» Given instruction a
Reproduce the passage of the email from "A residential rental" to "on the premises." word for word.

» Text block
## START

Kaitlyn, have two drinks. Then remember you warned everyone that haircuts were coming; they’re just getting more expensive.

Finally, and seriously, all this ambiguity supports putting every rent deferment and lease workout negotiation inside a confidential mediation process. Every bloody one.

Roger A. Moss
Pacific Conflict Intervention
415.371.9724<tel:415.371.9724> San Francisco
206.790.1971<tel:206.790.1971> Seattle
www.Pacific-CI.com<http://www.rogeramoss.com/>

Dictated in motion

On Jul 1, 2020, at 8:36 PM, Kaitlyn Jackson <kaitlyn at dimensionlaw.com<mailto:kaitlyn at dimensionlaw.com>> wrote:

The following section really concerns me:

 A residential rental agreement may not be terminated by the landlord under RCW 59.12.030(2),
RCW 59.18.200 or RCW 59.18.220, where the tenant has entered into a repayment plan under sections 3.D.
and 4 of this ordinance until after the tenant has completed the repayment plan, or the tenant refused or failed to comply with, a repayment plan that was reasonable based on the individual financial, health and other
circumstances of the tenant.  This section shall not prohibit a landlord from otherwise terminating a tenancy
subject to this ordinance due to behavior resulting in an imminent threat to health and safety of other persons on the premises.

## END

» Entries provided
## START

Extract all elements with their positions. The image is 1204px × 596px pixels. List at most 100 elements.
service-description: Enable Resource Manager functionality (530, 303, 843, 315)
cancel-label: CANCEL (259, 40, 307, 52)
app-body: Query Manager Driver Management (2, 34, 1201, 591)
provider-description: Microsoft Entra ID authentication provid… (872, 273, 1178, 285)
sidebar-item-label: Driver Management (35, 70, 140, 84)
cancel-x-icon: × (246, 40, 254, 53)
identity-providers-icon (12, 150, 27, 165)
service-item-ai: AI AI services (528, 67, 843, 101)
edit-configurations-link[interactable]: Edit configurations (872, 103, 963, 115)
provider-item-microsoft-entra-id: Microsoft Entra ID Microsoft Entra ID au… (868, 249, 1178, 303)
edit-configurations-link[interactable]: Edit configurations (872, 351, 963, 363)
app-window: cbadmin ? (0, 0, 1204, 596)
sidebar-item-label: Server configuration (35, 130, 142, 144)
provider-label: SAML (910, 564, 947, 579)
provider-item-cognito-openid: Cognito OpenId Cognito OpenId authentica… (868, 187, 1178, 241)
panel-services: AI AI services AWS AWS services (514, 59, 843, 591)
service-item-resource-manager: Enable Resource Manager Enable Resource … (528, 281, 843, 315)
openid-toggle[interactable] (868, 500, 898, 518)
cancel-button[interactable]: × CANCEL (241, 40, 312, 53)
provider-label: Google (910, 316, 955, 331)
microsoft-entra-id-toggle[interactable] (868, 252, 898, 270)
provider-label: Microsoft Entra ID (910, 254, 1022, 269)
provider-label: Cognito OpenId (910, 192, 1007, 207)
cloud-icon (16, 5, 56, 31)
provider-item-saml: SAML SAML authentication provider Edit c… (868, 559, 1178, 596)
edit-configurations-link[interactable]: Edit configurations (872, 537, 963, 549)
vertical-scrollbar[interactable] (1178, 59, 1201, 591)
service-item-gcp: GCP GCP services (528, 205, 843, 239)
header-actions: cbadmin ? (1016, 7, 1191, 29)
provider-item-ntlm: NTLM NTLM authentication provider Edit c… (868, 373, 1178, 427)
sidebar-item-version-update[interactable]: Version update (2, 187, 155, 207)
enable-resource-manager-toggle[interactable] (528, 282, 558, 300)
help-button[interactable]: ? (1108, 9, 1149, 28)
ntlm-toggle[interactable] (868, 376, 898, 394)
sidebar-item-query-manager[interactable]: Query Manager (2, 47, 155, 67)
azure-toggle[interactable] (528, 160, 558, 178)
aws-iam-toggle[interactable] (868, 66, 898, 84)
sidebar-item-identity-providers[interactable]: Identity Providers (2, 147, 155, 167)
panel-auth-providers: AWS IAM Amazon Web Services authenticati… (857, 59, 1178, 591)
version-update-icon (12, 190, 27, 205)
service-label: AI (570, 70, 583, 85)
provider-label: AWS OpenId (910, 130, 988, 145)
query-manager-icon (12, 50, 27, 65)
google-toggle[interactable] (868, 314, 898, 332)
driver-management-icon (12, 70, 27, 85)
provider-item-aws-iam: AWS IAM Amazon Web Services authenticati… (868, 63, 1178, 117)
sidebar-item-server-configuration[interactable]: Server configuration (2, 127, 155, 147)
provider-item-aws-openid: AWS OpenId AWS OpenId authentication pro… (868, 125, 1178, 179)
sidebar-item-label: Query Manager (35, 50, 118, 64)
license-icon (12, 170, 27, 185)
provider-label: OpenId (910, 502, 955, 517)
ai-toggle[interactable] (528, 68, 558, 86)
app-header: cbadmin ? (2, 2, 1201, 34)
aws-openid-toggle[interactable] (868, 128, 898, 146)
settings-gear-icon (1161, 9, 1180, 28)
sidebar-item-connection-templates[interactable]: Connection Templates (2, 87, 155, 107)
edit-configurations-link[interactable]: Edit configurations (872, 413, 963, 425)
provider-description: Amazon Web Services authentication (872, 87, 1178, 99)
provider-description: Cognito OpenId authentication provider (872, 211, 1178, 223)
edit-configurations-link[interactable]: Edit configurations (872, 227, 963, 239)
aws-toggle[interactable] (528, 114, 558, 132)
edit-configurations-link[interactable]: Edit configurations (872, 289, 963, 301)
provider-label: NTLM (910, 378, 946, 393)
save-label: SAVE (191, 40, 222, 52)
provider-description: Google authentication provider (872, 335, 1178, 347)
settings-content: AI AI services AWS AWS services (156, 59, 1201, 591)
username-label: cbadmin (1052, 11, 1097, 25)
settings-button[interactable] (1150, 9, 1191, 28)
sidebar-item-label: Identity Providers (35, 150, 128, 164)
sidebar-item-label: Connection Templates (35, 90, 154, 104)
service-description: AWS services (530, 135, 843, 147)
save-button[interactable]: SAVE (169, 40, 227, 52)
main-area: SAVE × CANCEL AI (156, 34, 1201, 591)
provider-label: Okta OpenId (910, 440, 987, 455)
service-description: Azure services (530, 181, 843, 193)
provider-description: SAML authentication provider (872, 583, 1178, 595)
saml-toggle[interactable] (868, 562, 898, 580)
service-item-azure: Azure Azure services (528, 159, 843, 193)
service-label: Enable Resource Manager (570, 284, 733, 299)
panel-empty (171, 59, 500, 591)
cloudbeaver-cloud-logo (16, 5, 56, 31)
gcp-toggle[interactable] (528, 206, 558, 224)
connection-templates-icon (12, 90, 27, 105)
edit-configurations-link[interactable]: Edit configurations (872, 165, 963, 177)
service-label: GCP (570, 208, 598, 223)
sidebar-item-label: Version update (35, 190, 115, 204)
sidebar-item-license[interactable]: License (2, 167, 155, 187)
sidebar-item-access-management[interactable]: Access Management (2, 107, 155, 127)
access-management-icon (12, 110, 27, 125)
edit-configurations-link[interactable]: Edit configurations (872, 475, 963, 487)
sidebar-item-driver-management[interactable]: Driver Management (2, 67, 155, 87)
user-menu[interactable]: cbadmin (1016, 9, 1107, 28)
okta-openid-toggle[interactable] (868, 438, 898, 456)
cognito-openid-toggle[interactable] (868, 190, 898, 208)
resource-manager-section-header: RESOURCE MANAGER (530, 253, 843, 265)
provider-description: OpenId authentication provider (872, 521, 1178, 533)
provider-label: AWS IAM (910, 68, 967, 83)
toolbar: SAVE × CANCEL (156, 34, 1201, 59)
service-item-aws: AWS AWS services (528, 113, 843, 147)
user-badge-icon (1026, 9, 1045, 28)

## END

» Given instruction b
Rewrite the listing from its first line through the line with "service-item-ai: AI AI", substituting "Driver Settings" for "Driver Management" and leaving everything else unchanged.

» Written solution a
A residential rental agreement may not be terminated by the landlord under RCW 59.12.030(2),
RCW 59.18.200 or RCW 59.18.220, where the tenant has entered into a repayment plan under sections 3.D.
and 4 of this ordinance until after the tenant has completed the repayment plan, or the tenant refused or failed to comply with, a repayment plan that was reasonable based on the individual financial, health and other
circumstances of the tenant.  This section shall not prohibit a landlord from otherwise terminating a tenancy
subject to this ordinance due to behavior resulting in an imminent threat to health and safety of other persons on the premises.

» Written solution b
Extract all elements with their positions. The image is 1204px × 596px pixels. List at most 100 elements.
service-description: Enable Resource Manager functionality (530, 303, 843, 315)
cancel-label: CANCEL (259, 40, 307, 52)
app-body: Query Manager Driver Settings (2, 34, 1201, 591)
provider-description: Microsoft Entra ID authentication provid… (872, 273, 1178, 285)
sidebar-item-label: Driver Settings (35, 70, 140, 84)
cancel-x-icon: × (246, 40, 254, 53)
identity-providers-icon (12, 150, 27, 165)
service-item-ai: AI AI services (528, 67, 843, 101)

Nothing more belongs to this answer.